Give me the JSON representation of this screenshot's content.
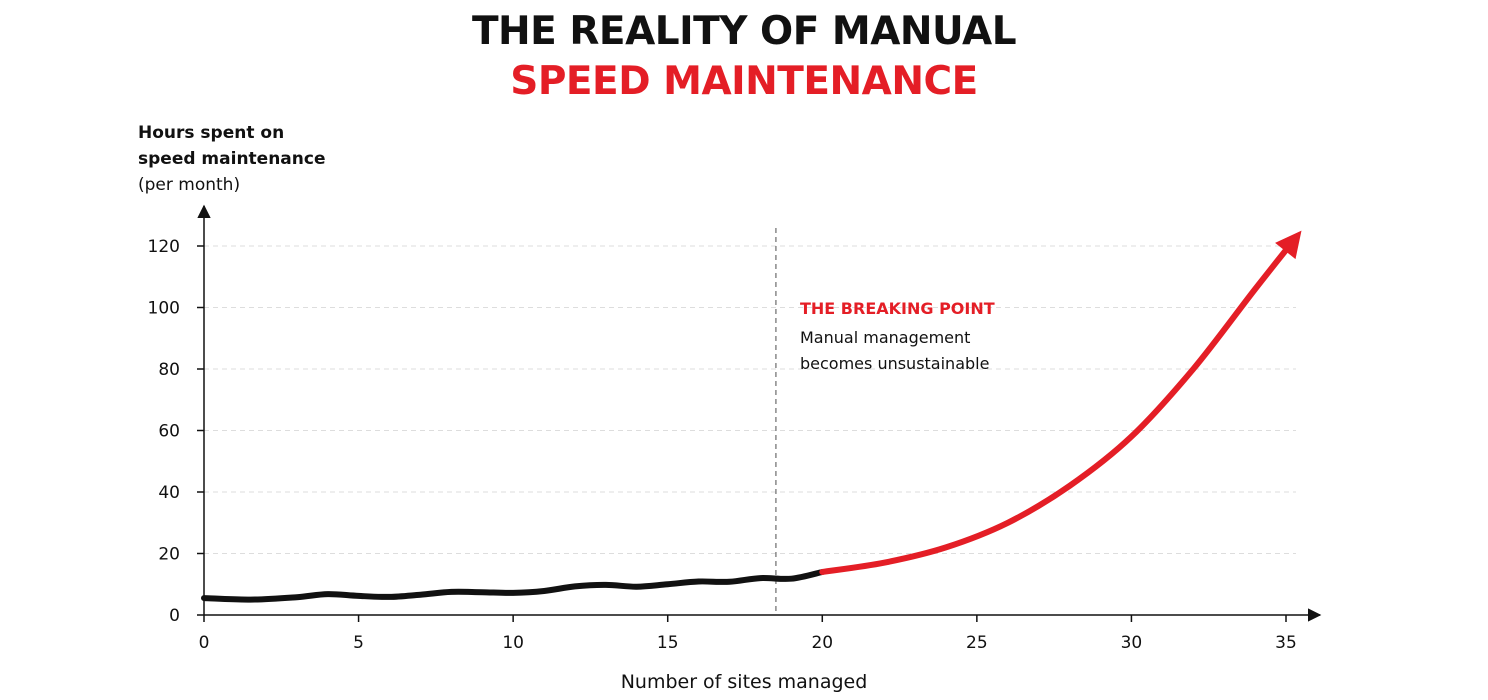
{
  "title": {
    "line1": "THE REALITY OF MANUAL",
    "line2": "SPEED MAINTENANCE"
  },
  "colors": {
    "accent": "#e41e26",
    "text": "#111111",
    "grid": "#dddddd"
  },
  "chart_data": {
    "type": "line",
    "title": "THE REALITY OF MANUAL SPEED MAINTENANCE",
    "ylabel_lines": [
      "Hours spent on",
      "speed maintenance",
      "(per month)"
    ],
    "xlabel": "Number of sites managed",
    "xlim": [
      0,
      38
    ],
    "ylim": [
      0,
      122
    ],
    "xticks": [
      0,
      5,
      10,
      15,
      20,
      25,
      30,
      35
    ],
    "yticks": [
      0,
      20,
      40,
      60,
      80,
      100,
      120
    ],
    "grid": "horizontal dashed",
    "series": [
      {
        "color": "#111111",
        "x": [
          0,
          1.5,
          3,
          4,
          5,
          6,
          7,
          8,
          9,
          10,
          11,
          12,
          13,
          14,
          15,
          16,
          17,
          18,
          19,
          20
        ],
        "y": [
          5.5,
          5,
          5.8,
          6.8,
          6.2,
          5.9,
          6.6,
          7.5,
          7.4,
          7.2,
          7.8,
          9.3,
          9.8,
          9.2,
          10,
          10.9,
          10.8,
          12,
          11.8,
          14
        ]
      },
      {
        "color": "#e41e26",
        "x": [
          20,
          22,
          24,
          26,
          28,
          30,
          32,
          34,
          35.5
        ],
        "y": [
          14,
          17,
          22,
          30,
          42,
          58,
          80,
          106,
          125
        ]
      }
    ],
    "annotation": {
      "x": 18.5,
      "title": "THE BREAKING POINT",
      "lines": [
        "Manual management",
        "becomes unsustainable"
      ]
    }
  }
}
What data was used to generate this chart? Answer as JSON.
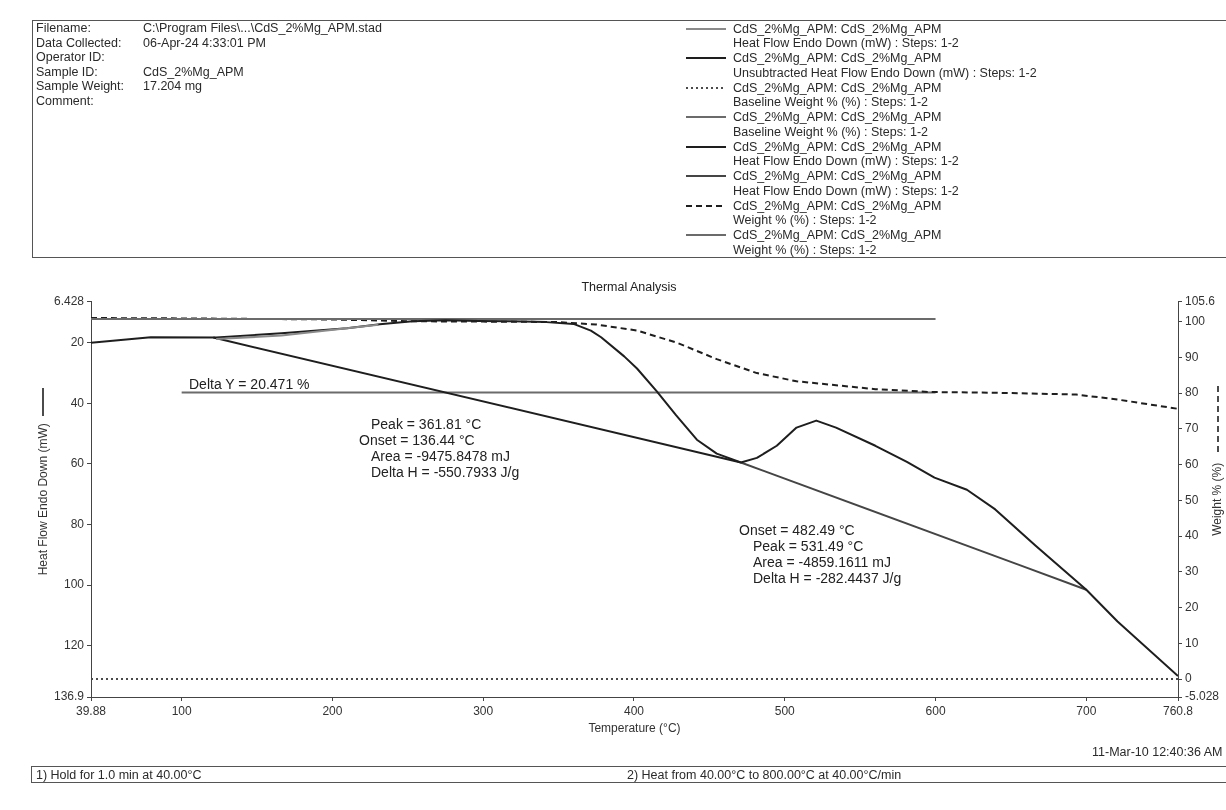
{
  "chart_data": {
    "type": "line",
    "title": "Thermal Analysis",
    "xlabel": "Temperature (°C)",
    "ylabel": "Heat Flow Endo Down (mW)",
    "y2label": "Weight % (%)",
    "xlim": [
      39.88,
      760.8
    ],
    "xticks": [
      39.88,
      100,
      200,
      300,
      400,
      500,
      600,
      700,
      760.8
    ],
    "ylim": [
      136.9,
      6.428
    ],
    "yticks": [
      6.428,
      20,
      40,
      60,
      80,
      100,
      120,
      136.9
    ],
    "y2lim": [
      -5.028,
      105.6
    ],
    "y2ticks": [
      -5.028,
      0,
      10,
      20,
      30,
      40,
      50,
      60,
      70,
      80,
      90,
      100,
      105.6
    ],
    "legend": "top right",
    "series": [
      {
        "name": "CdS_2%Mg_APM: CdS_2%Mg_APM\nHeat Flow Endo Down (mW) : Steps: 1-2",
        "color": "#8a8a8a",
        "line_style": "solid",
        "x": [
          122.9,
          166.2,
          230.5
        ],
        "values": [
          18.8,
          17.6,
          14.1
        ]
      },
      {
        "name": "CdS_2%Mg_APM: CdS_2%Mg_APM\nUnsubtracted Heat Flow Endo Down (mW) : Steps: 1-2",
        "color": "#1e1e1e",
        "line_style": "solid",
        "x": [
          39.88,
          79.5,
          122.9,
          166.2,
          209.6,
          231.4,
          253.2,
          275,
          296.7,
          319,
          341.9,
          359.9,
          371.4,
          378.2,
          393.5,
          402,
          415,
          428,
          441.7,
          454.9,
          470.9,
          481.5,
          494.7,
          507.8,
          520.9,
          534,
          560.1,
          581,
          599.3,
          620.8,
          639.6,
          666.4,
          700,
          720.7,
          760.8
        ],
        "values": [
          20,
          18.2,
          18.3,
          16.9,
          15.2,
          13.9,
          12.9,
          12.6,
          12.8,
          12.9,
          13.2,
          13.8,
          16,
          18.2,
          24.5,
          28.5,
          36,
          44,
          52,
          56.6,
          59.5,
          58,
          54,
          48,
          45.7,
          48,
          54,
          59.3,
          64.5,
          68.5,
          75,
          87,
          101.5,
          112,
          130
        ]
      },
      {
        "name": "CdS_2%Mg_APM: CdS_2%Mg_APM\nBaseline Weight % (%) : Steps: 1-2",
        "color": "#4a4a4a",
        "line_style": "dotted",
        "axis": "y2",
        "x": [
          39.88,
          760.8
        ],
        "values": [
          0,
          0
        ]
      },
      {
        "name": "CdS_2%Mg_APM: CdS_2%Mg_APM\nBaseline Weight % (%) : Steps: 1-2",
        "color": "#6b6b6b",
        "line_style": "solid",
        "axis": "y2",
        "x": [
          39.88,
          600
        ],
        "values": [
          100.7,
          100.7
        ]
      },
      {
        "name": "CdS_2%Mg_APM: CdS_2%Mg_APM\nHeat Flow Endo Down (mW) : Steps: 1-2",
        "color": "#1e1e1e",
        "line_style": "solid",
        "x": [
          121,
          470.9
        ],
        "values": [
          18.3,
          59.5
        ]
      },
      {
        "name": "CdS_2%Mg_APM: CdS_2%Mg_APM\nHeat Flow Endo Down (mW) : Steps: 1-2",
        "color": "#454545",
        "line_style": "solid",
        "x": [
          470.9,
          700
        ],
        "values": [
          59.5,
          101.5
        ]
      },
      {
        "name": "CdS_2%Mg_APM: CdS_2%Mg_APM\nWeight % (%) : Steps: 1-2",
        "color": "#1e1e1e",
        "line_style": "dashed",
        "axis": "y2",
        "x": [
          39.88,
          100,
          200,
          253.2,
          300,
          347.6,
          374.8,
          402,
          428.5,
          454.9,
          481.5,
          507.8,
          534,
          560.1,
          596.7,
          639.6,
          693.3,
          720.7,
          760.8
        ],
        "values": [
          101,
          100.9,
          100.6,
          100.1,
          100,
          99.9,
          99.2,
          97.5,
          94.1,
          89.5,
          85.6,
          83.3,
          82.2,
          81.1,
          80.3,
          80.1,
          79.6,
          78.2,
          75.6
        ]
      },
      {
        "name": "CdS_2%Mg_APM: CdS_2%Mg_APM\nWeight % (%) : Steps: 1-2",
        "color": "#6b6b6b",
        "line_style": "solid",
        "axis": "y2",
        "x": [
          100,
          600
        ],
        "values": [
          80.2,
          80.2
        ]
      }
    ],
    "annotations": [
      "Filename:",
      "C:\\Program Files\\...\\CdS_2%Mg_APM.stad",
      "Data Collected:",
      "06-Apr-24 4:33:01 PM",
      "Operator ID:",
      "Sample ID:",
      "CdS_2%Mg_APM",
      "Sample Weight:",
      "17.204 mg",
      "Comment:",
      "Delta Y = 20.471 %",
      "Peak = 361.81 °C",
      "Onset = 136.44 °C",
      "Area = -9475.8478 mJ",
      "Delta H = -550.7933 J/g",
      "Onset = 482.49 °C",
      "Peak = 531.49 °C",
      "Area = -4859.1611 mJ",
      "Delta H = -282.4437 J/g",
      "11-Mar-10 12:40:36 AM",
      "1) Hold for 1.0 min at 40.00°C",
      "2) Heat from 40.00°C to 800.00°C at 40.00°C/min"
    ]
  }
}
--
__Given request__:
Omit the pictures, and quote the material above exactly as given.

__Exercise result__:
Give me the JSON representation of this screenshot's content.
{
  "title": {
    "line1": "THE REALITY OF MANUAL",
    "line2": "SPEED MAINTENANCE"
  },
  "colors": {
    "accent": "#e41e26",
    "text": "#111111",
    "grid": "#dddddd"
  },
  "chart_data": {
    "type": "line",
    "title": "THE REALITY OF MANUAL SPEED MAINTENANCE",
    "ylabel_lines": [
      "Hours spent on",
      "speed maintenance",
      "(per month)"
    ],
    "xlabel": "Number of sites managed",
    "xlim": [
      0,
      38
    ],
    "ylim": [
      0,
      122
    ],
    "xticks": [
      0,
      5,
      10,
      15,
      20,
      25,
      30,
      35
    ],
    "yticks": [
      0,
      20,
      40,
      60,
      80,
      100,
      120
    ],
    "grid": "horizontal dashed",
    "series": [
      {
        "color": "#111111",
        "x": [
          0,
          1.5,
          3,
          4,
          5,
          6,
          7,
          8,
          9,
          10,
          11,
          12,
          13,
          14,
          15,
          16,
          17,
          18,
          19,
          20
        ],
        "y": [
          5.5,
          5,
          5.8,
          6.8,
          6.2,
          5.9,
          6.6,
          7.5,
          7.4,
          7.2,
          7.8,
          9.3,
          9.8,
          9.2,
          10,
          10.9,
          10.8,
          12,
          11.8,
          14
        ]
      },
      {
        "color": "#e41e26",
        "x": [
          20,
          22,
          24,
          26,
          28,
          30,
          32,
          34,
          35.5
        ],
        "y": [
          14,
          17,
          22,
          30,
          42,
          58,
          80,
          106,
          125
        ]
      }
    ],
    "annotation": {
      "x": 18.5,
      "title": "THE BREAKING POINT",
      "lines": [
        "Manual management",
        "becomes unsustainable"
      ]
    }
  }
}
What data was used to generate this chart? Answer as JSON.
{
  "chart_data": {
    "type": "line",
    "title": "Thermal Analysis",
    "xlabel": "Temperature (°C)",
    "ylabel": "Heat Flow Endo Down (mW)",
    "y2label": "Weight % (%)",
    "xlim": [
      39.88,
      760.8
    ],
    "xticks": [
      39.88,
      100,
      200,
      300,
      400,
      500,
      600,
      700,
      760.8
    ],
    "ylim": [
      136.9,
      6.428
    ],
    "yticks": [
      6.428,
      20,
      40,
      60,
      80,
      100,
      120,
      136.9
    ],
    "y2lim": [
      -5.028,
      105.6
    ],
    "y2ticks": [
      -5.028,
      0,
      10,
      20,
      30,
      40,
      50,
      60,
      70,
      80,
      90,
      100,
      105.6
    ],
    "legend": "top right",
    "series": [
      {
        "name": "CdS_2%Mg_APM: CdS_2%Mg_APM\nHeat Flow Endo Down (mW) : Steps: 1-2",
        "color": "#8a8a8a",
        "line_style": "solid",
        "x": [
          122.9,
          166.2,
          230.5
        ],
        "values": [
          18.8,
          17.6,
          14.1
        ]
      },
      {
        "name": "CdS_2%Mg_APM: CdS_2%Mg_APM\nUnsubtracted Heat Flow Endo Down (mW) : Steps: 1-2",
        "color": "#1e1e1e",
        "line_style": "solid",
        "x": [
          39.88,
          79.5,
          122.9,
          166.2,
          209.6,
          231.4,
          253.2,
          275,
          296.7,
          319,
          341.9,
          359.9,
          371.4,
          378.2,
          393.5,
          402,
          415,
          428,
          441.7,
          454.9,
          470.9,
          481.5,
          494.7,
          507.8,
          520.9,
          534,
          560.1,
          581,
          599.3,
          620.8,
          639.6,
          666.4,
          700,
          720.7,
          760.8
        ],
        "values": [
          20,
          18.2,
          18.3,
          16.9,
          15.2,
          13.9,
          12.9,
          12.6,
          12.8,
          12.9,
          13.2,
          13.8,
          16,
          18.2,
          24.5,
          28.5,
          36,
          44,
          52,
          56.6,
          59.5,
          58,
          54,
          48,
          45.7,
          48,
          54,
          59.3,
          64.5,
          68.5,
          75,
          87,
          101.5,
          112,
          130
        ]
      },
      {
        "name": "CdS_2%Mg_APM: CdS_2%Mg_APM\nBaseline Weight % (%) : Steps: 1-2",
        "color": "#4a4a4a",
        "line_style": "dotted",
        "axis": "y2",
        "x": [
          39.88,
          760.8
        ],
        "values": [
          0,
          0
        ]
      },
      {
        "name": "CdS_2%Mg_APM: CdS_2%Mg_APM\nBaseline Weight % (%) : Steps: 1-2",
        "color": "#6b6b6b",
        "line_style": "solid",
        "axis": "y2",
        "x": [
          39.88,
          600
        ],
        "values": [
          100.7,
          100.7
        ]
      },
      {
        "name": "CdS_2%Mg_APM: CdS_2%Mg_APM\nHeat Flow Endo Down (mW) : Steps: 1-2",
        "color": "#1e1e1e",
        "line_style": "solid",
        "x": [
          121,
          470.9
        ],
        "values": [
          18.3,
          59.5
        ]
      },
      {
        "name": "CdS_2%Mg_APM: CdS_2%Mg_APM\nHeat Flow Endo Down (mW) : Steps: 1-2",
        "color": "#454545",
        "line_style": "solid",
        "x": [
          470.9,
          700
        ],
        "values": [
          59.5,
          101.5
        ]
      },
      {
        "name": "CdS_2%Mg_APM: CdS_2%Mg_APM\nWeight % (%) : Steps: 1-2",
        "color": "#1e1e1e",
        "line_style": "dashed",
        "axis": "y2",
        "x": [
          39.88,
          100,
          200,
          253.2,
          300,
          347.6,
          374.8,
          402,
          428.5,
          454.9,
          481.5,
          507.8,
          534,
          560.1,
          596.7,
          639.6,
          693.3,
          720.7,
          760.8
        ],
        "values": [
          101,
          100.9,
          100.6,
          100.1,
          100,
          99.9,
          99.2,
          97.5,
          94.1,
          89.5,
          85.6,
          83.3,
          82.2,
          81.1,
          80.3,
          80.1,
          79.6,
          78.2,
          75.6
        ]
      },
      {
        "name": "CdS_2%Mg_APM: CdS_2%Mg_APM\nWeight % (%) : Steps: 1-2",
        "color": "#6b6b6b",
        "line_style": "solid",
        "axis": "y2",
        "x": [
          100,
          600
        ],
        "values": [
          80.2,
          80.2
        ]
      }
    ],
    "annotations": [
      "Filename:",
      "C:\\Program Files\\...\\CdS_2%Mg_APM.stad",
      "Data Collected:",
      "06-Apr-24 4:33:01 PM",
      "Operator ID:",
      "Sample ID:",
      "CdS_2%Mg_APM",
      "Sample Weight:",
      "17.204 mg",
      "Comment:",
      "Delta Y = 20.471 %",
      "Peak = 361.81 °C",
      "Onset = 136.44 °C",
      "Area = -9475.8478 mJ",
      "Delta H = -550.7933 J/g",
      "Onset = 482.49 °C",
      "Peak = 531.49 °C",
      "Area = -4859.1611 mJ",
      "Delta H = -282.4437 J/g",
      "11-Mar-10 12:40:36 AM",
      "1) Hold for 1.0 min at 40.00°C",
      "2) Heat from 40.00°C to 800.00°C at 40.00°C/min"
    ]
  }
}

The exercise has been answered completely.